***** RECORDS SUPPLIED *****

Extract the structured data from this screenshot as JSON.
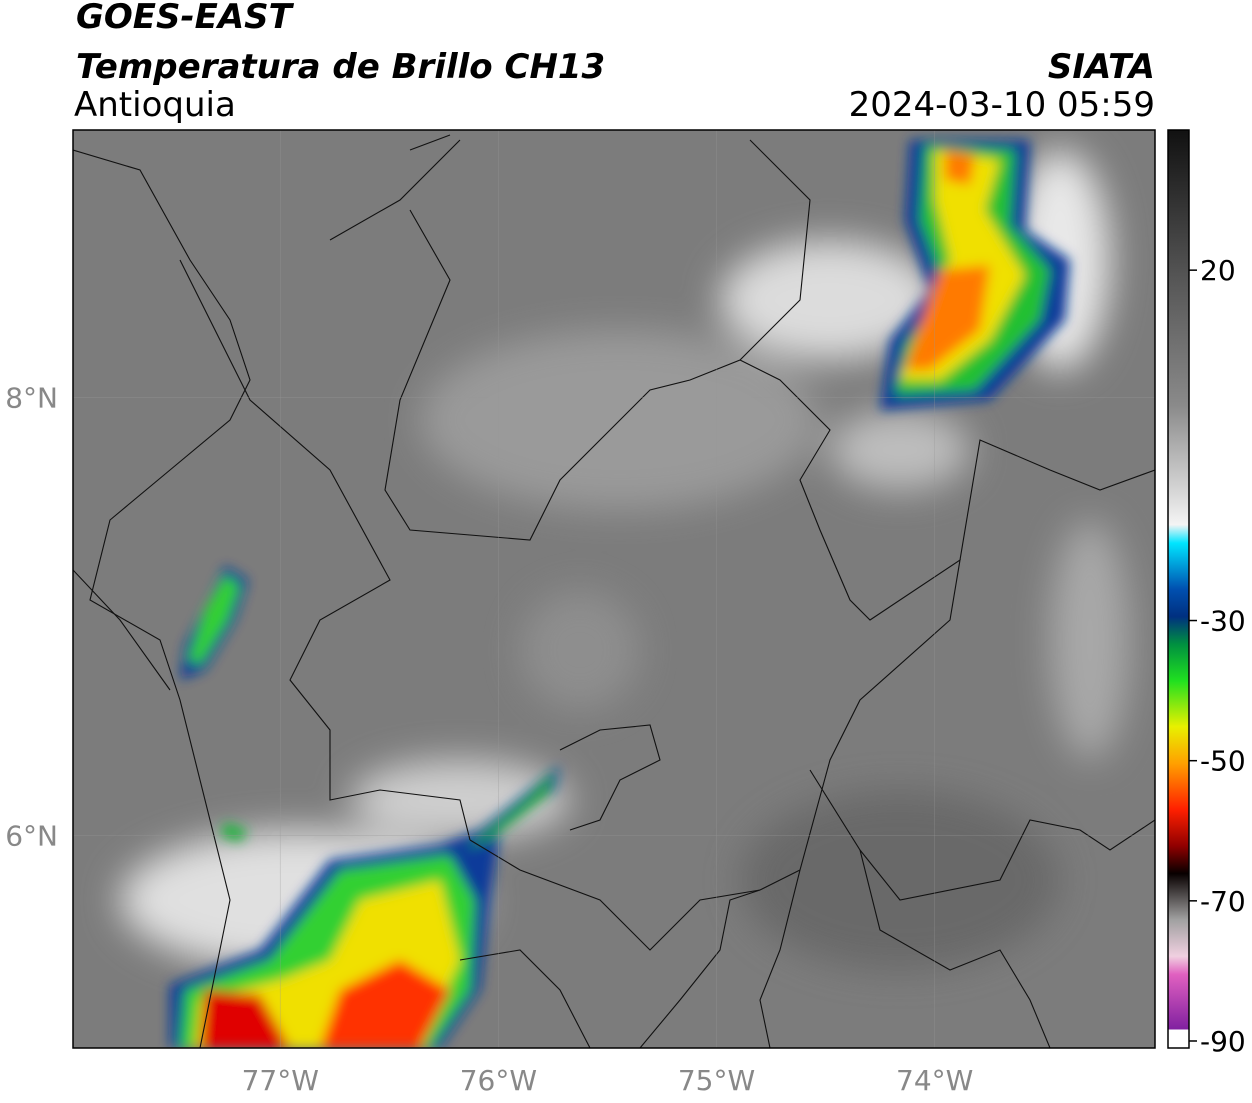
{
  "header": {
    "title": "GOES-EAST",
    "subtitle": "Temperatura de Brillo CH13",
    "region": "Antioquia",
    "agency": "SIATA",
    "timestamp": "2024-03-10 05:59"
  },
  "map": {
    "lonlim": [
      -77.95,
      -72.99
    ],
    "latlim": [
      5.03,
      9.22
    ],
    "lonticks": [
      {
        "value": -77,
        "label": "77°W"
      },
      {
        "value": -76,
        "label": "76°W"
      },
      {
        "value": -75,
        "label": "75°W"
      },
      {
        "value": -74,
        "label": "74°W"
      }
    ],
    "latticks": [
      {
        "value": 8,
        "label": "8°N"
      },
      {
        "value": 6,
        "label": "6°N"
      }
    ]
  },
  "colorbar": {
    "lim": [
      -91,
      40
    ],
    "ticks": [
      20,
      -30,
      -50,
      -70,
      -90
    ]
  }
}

*****

■ EXERCISE BRIEF
Show all lines in the entries above where the word "value" appears.

■ OUTPUT
        "value": -77,
        "value": -76,
        "value": -75,
        "value": -74,
        "value": 8,
        "value": 6,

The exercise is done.